<<<<

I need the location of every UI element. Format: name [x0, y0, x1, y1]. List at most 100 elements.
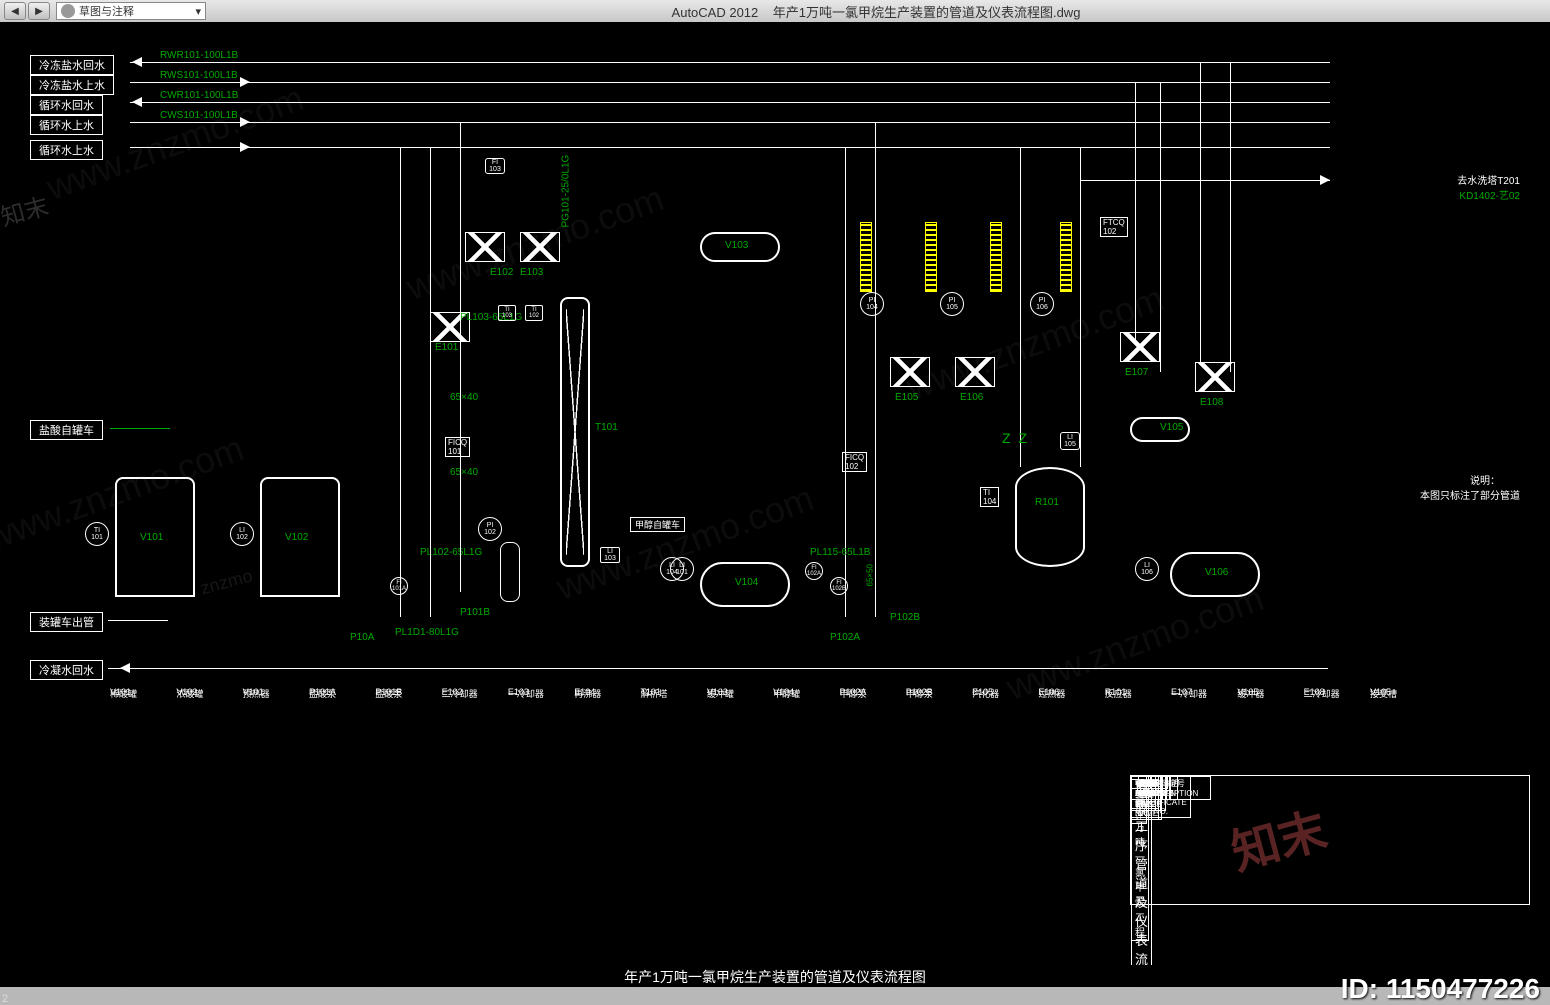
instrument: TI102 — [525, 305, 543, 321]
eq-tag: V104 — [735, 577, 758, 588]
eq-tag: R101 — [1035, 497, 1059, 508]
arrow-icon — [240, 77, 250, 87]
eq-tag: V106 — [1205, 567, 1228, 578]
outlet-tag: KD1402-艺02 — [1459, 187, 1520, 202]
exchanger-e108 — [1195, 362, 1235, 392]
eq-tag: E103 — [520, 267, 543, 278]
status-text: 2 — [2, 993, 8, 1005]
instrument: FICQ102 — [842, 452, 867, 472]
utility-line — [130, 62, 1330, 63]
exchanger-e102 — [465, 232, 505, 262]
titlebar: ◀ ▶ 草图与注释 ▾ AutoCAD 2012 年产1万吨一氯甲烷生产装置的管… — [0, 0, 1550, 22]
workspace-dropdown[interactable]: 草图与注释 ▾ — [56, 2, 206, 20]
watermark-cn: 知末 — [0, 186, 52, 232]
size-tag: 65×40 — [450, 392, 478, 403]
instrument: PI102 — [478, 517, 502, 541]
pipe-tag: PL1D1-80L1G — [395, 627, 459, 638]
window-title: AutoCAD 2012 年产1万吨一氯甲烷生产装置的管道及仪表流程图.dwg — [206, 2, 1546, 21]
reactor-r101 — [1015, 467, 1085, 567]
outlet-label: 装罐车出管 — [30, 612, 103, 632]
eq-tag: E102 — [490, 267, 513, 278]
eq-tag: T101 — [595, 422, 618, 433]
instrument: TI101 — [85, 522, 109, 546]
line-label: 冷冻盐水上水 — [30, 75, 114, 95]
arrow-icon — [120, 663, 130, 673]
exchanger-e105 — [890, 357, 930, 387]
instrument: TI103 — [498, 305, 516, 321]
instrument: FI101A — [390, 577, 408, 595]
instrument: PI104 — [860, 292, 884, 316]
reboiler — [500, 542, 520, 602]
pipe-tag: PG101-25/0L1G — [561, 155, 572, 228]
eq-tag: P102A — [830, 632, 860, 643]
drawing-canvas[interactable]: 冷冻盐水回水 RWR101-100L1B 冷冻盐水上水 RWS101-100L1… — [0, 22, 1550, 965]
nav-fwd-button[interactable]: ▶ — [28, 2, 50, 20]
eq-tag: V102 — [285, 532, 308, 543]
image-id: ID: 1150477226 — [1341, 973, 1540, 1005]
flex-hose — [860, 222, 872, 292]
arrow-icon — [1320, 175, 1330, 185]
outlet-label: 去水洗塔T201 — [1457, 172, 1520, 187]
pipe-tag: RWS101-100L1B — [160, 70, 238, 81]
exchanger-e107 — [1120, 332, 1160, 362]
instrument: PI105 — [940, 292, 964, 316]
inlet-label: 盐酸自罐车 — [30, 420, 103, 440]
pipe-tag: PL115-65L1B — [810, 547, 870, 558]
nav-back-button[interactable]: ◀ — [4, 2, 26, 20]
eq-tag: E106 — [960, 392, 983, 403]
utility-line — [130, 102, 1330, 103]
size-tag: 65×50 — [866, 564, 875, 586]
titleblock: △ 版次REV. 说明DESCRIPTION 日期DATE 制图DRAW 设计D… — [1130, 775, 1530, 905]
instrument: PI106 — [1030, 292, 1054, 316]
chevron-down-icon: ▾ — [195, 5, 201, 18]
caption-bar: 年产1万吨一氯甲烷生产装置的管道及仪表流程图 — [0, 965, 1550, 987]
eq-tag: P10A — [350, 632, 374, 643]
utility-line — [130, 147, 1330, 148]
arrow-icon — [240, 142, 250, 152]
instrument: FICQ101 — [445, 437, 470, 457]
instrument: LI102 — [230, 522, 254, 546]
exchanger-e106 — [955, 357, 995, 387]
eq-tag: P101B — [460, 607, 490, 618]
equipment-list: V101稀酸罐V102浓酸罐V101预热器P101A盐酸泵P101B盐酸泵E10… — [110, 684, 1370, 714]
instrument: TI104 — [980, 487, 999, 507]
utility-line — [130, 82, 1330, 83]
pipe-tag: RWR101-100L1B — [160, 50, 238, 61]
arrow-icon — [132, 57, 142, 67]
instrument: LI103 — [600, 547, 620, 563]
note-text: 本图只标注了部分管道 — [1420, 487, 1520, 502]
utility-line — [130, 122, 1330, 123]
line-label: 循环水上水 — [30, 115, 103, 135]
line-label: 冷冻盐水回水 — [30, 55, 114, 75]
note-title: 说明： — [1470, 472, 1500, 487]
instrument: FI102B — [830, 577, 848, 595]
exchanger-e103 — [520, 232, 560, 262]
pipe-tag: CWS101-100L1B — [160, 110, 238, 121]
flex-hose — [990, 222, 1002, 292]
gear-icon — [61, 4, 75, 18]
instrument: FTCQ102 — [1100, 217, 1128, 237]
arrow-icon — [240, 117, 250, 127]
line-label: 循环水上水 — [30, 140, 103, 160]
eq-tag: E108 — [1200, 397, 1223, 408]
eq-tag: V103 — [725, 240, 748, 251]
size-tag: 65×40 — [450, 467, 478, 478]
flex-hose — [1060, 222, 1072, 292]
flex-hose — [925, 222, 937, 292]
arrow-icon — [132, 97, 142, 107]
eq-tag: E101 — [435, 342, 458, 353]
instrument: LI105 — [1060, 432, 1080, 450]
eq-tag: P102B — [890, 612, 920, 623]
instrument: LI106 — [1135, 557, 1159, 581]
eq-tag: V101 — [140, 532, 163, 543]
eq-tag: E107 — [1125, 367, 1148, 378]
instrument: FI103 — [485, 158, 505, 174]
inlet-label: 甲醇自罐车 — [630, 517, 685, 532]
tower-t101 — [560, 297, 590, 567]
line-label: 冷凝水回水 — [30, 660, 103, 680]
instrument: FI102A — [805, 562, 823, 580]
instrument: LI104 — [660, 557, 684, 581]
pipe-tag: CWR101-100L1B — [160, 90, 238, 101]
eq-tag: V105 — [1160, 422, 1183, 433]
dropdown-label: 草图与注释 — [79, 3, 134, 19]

>>>>
<<<<

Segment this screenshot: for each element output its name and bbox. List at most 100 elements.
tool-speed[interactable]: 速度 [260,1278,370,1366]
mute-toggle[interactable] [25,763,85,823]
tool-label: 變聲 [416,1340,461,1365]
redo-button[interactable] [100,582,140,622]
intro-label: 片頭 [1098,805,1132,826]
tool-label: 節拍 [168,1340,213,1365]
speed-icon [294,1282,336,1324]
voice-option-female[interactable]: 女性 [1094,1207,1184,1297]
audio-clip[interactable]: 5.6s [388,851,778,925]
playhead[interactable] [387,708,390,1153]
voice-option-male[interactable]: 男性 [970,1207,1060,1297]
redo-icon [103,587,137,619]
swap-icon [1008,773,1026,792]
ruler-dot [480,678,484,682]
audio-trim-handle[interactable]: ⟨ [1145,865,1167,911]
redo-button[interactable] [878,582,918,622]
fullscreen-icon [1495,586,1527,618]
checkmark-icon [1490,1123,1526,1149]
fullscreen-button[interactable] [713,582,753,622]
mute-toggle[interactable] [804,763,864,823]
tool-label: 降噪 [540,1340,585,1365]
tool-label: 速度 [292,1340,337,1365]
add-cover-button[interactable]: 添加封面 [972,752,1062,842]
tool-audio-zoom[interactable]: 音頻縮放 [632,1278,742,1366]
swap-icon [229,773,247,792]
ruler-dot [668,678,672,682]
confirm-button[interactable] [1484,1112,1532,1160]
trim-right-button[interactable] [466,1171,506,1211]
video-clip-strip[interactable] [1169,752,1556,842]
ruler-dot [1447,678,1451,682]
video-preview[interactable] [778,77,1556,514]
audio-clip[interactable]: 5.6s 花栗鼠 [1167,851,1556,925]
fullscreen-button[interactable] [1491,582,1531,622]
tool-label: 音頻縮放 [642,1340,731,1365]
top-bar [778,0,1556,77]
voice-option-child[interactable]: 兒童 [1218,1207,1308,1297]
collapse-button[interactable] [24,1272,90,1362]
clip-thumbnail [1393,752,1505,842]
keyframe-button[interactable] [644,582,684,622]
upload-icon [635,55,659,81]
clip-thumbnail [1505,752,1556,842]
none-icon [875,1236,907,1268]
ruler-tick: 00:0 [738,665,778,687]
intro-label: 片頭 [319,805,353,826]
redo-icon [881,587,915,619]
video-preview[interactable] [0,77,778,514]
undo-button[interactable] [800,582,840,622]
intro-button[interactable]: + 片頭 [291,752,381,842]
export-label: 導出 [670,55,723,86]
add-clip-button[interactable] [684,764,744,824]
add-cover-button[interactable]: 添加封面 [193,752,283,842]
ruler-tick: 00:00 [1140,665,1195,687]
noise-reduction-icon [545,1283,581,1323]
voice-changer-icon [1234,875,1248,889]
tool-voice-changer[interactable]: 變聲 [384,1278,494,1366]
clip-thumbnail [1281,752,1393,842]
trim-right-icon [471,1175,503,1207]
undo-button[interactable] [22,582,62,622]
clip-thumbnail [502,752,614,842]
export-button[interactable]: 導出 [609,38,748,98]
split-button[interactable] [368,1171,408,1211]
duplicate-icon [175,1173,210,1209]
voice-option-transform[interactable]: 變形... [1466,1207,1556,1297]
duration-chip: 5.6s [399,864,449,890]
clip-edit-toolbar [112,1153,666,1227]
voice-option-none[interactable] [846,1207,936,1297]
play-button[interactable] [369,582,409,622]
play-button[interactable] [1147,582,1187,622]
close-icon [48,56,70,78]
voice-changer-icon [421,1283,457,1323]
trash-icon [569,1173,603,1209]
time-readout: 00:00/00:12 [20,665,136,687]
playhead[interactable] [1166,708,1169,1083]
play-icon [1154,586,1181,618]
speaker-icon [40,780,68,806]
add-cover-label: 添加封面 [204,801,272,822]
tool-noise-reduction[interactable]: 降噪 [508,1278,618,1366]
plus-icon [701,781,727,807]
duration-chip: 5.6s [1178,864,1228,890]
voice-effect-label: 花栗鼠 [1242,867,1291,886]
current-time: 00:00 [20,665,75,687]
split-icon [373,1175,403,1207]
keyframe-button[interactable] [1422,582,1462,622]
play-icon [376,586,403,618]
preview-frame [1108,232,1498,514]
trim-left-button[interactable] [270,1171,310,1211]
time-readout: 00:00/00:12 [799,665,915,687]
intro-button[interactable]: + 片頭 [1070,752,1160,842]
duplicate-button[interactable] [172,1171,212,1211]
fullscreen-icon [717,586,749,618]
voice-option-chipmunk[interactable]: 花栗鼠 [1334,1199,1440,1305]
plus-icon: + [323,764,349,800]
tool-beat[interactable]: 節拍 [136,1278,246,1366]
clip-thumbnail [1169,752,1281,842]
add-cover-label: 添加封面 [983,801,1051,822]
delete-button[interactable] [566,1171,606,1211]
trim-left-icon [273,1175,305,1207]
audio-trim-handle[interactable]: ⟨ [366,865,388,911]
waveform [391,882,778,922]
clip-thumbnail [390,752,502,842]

>>>>
<<<<

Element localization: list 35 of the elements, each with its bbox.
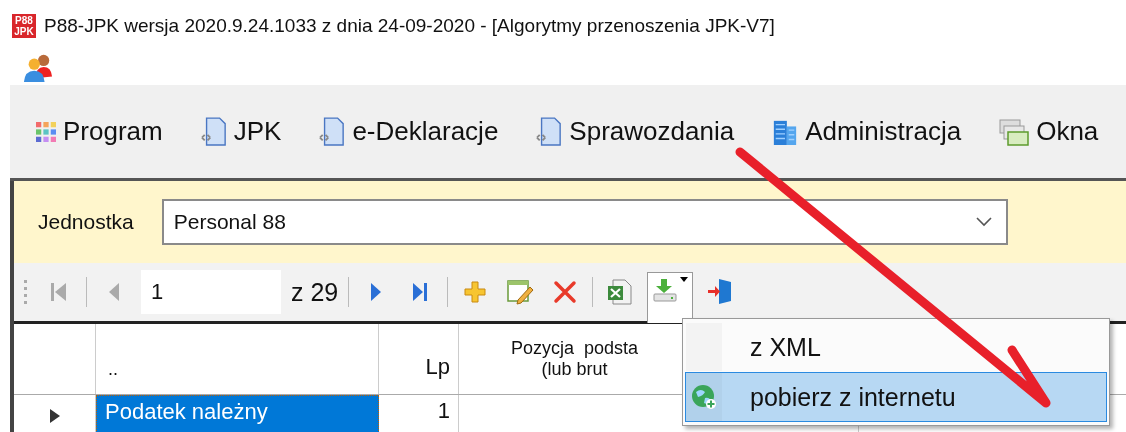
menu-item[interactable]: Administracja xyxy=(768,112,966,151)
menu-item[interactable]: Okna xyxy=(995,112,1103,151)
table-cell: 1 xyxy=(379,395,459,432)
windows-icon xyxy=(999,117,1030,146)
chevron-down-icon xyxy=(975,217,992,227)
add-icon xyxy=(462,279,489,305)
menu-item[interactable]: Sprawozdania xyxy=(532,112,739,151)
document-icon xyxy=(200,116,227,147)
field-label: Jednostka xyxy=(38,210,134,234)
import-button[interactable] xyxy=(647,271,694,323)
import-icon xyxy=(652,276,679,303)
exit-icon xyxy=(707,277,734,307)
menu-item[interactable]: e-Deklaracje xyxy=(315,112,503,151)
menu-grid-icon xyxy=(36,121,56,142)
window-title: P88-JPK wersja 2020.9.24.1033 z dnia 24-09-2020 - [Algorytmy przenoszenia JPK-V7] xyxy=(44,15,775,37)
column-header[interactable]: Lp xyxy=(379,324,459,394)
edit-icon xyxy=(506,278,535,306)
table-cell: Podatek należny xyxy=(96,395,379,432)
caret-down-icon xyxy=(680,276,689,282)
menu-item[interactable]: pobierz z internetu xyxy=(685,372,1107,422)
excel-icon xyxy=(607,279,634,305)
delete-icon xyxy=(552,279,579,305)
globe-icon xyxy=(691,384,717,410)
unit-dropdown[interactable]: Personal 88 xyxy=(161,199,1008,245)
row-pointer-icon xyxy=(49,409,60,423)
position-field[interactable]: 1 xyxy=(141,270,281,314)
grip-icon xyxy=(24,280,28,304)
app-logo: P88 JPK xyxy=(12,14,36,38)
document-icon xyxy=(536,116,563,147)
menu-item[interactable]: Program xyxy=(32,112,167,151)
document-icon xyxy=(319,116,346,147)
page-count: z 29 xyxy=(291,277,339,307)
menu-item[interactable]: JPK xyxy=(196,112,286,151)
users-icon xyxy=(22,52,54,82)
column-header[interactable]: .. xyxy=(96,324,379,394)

>>>>

Required work >>
Rewrite the data from the line with "instrument: TI102 — [525, 305, 543, 321]" through the line with "eq-tag: V102 — [285, 532, 308, 543]", replacing each "instrument" with "meter" and leaving everything else unchanged.

Output of the exercise >>
meter: TI102 — [525, 305, 543, 321]
eq-tag: V104 — [735, 577, 758, 588]
eq-tag: R101 — [1035, 497, 1059, 508]
arrow-icon — [240, 77, 250, 87]
eq-tag: V106 — [1205, 567, 1228, 578]
outlet-tag: KD1402-艺02 — [1459, 187, 1520, 202]
exchanger-e108 — [1195, 362, 1235, 392]
eq-tag: E103 — [520, 267, 543, 278]
status-text: 2 — [2, 993, 8, 1005]
meter: FICQ102 — [842, 452, 867, 472]
utility-line — [130, 62, 1330, 63]
exchanger-e102 — [465, 232, 505, 262]
titlebar: ◀ ▶ 草图与注释 ▾ AutoCAD 2012 年产1万吨一氯甲烷生产装置的管… — [0, 0, 1550, 22]
workspace-dropdown[interactable]: 草图与注释 ▾ — [56, 2, 206, 20]
watermark-cn: 知末 — [0, 186, 52, 232]
size-tag: 65×40 — [450, 392, 478, 403]
meter: PI102 — [478, 517, 502, 541]
pipe-tag: PL1D1-80L1G — [395, 627, 459, 638]
window-title: AutoCAD 2012 年产1万吨一氯甲烷生产装置的管道及仪表流程图.dwg — [206, 2, 1546, 21]
reactor-r101 — [1015, 467, 1085, 567]
outlet-label: 装罐车出管 — [30, 612, 103, 632]
eq-tag: E102 — [490, 267, 513, 278]
eq-tag: T101 — [595, 422, 618, 433]
meter: TI101 — [85, 522, 109, 546]
line-label: 冷冻盐水上水 — [30, 75, 114, 95]
arrow-icon — [120, 663, 130, 673]
exchanger-e105 — [890, 357, 930, 387]
meter: TI103 — [498, 305, 516, 321]
meter: FI101A — [390, 577, 408, 595]
meter: PI104 — [860, 292, 884, 316]
reboiler — [500, 542, 520, 602]
pipe-tag: PG101-25/0L1G — [561, 155, 572, 228]
eq-tag: P102A — [830, 632, 860, 643]
drawing-canvas[interactable]: 冷冻盐水回水 RWR101-100L1B 冷冻盐水上水 RWS101-100L1… — [0, 22, 1550, 965]
nav-fwd-button[interactable]: ▶ — [28, 2, 50, 20]
eq-tag: V102 — [285, 532, 308, 543]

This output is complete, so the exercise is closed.